### [THE REQUEST]
Copy each line of the entries beneath that contains the word "class".

### [ROWS]
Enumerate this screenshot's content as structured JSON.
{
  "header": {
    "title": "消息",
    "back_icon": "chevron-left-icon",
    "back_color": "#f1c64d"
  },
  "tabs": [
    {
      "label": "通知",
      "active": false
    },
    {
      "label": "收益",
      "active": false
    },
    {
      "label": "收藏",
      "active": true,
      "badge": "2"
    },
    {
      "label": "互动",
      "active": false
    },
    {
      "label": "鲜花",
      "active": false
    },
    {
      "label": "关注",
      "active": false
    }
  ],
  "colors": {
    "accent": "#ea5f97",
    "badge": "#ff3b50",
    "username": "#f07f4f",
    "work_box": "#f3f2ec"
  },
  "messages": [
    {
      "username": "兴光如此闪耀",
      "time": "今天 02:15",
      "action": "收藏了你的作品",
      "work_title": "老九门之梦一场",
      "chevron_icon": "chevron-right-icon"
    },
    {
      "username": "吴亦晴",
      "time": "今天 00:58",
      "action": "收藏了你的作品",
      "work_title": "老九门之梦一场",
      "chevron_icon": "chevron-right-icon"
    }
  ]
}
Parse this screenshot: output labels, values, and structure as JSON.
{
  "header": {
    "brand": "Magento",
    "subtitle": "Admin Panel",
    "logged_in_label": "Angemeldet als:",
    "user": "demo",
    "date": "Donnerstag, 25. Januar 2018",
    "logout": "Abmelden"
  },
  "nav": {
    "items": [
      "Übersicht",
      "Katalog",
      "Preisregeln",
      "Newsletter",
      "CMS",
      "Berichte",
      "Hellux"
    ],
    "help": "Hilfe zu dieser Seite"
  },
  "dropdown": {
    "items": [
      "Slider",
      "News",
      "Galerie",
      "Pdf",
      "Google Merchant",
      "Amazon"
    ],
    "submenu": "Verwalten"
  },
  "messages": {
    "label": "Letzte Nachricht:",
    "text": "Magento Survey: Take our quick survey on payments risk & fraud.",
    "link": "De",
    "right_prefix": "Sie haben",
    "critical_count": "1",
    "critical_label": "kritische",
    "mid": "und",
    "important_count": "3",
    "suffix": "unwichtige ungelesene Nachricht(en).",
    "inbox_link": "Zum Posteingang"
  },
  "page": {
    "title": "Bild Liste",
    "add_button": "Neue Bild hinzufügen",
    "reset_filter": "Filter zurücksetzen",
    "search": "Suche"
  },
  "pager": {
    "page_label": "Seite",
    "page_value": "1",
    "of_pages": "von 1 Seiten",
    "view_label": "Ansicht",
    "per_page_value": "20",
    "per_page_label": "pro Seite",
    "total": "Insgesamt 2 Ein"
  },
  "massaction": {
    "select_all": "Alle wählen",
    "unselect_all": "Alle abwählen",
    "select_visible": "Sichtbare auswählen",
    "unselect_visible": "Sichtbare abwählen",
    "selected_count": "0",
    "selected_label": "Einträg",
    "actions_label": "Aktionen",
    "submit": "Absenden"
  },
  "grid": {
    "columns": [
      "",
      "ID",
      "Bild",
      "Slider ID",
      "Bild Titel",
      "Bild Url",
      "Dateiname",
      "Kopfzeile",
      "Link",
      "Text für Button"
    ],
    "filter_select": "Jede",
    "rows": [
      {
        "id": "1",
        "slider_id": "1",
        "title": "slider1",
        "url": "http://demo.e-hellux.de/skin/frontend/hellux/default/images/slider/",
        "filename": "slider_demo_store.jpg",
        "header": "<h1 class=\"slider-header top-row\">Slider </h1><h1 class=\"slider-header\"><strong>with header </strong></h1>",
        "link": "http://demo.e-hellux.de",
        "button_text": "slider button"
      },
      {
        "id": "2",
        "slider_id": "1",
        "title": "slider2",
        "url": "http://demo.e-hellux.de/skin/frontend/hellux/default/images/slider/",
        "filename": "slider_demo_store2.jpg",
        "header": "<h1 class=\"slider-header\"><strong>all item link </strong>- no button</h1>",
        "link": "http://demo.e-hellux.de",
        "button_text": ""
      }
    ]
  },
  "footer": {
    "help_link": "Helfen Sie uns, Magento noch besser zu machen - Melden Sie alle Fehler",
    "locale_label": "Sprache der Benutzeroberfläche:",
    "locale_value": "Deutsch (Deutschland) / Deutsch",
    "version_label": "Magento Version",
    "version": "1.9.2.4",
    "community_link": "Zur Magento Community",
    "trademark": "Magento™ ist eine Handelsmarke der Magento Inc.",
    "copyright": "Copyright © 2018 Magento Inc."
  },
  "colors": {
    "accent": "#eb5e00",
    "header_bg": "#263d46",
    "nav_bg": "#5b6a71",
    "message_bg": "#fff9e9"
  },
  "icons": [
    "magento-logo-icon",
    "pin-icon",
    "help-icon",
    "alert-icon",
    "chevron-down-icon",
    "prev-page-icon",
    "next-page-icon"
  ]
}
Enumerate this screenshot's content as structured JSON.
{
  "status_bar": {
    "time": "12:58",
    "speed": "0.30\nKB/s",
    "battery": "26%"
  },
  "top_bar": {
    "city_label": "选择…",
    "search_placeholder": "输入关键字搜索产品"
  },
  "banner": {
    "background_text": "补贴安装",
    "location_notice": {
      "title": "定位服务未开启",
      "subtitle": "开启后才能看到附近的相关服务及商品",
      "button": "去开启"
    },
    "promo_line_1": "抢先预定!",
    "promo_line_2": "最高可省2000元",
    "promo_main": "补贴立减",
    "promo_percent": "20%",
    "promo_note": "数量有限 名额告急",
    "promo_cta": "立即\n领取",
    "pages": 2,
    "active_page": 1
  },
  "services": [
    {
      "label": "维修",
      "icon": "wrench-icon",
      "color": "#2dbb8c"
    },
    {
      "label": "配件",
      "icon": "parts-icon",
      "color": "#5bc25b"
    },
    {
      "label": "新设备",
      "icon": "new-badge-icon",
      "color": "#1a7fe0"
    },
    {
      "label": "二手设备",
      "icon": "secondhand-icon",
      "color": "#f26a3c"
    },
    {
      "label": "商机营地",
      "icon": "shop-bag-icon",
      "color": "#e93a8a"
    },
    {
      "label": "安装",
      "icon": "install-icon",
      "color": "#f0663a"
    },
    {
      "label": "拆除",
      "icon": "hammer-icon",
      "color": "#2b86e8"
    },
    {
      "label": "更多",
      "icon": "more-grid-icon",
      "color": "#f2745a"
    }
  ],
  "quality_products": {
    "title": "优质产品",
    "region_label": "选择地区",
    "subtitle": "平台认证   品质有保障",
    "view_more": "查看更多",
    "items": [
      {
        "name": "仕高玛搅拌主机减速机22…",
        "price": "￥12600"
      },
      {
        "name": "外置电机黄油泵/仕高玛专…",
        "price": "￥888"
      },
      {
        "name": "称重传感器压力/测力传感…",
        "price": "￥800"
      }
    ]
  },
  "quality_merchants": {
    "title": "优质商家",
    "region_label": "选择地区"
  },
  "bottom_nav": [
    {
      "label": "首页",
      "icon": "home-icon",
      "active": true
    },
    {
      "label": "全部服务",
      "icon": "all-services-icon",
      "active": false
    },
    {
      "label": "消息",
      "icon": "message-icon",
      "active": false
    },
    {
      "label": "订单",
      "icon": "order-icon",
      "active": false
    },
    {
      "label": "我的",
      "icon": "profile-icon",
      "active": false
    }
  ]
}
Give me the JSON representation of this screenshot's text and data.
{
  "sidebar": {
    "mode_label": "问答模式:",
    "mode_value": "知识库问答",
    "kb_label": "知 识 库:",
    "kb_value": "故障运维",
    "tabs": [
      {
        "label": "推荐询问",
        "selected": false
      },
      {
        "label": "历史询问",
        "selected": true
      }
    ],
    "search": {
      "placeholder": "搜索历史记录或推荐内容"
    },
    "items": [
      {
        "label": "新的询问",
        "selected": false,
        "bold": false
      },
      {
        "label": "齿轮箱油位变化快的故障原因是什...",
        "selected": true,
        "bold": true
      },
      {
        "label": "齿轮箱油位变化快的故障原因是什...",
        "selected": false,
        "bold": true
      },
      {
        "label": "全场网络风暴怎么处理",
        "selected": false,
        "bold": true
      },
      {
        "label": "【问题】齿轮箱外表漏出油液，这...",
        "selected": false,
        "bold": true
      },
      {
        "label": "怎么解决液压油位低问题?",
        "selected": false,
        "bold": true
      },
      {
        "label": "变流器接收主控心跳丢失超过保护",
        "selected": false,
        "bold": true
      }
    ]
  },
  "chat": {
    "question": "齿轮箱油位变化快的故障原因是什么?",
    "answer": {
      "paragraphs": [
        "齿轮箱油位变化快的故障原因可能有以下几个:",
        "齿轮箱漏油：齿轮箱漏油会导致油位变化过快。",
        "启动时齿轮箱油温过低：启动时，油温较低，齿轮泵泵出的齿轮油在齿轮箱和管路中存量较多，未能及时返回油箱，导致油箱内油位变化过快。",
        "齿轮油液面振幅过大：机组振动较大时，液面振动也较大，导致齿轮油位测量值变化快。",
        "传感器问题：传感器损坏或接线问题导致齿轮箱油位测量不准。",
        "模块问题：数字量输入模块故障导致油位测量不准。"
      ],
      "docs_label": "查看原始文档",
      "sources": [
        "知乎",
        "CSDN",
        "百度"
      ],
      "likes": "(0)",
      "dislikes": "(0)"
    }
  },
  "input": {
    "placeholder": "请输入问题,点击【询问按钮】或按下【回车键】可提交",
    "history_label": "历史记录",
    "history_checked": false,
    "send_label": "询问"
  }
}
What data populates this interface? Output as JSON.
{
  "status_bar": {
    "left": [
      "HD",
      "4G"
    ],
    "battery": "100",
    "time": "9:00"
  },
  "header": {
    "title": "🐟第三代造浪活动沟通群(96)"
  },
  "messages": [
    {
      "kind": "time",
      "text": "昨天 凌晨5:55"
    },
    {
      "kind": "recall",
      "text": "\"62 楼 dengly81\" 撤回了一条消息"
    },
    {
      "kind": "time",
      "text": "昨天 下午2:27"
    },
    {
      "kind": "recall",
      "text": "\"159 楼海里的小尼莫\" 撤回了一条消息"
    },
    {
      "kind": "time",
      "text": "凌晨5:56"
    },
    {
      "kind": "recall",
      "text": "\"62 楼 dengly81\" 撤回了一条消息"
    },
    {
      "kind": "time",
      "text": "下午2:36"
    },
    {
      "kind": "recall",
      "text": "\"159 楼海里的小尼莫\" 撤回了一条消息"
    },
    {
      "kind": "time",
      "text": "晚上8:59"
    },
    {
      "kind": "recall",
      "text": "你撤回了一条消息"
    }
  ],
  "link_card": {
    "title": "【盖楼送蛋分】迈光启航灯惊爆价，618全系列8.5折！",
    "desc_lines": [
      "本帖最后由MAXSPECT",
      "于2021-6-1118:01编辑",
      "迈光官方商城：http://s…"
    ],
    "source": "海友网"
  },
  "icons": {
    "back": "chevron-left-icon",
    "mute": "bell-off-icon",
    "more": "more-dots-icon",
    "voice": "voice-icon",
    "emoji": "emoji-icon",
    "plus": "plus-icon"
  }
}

### [COMPLETE RESPONSE]
        "header": "<h1 class=\"slider-header top-row\">Slider </h1><h1 class=\"slider-header\"><strong>with header </strong></h1>",
        "header": "<h1 class=\"slider-header\"><strong>all item link </strong>- no button</h1>",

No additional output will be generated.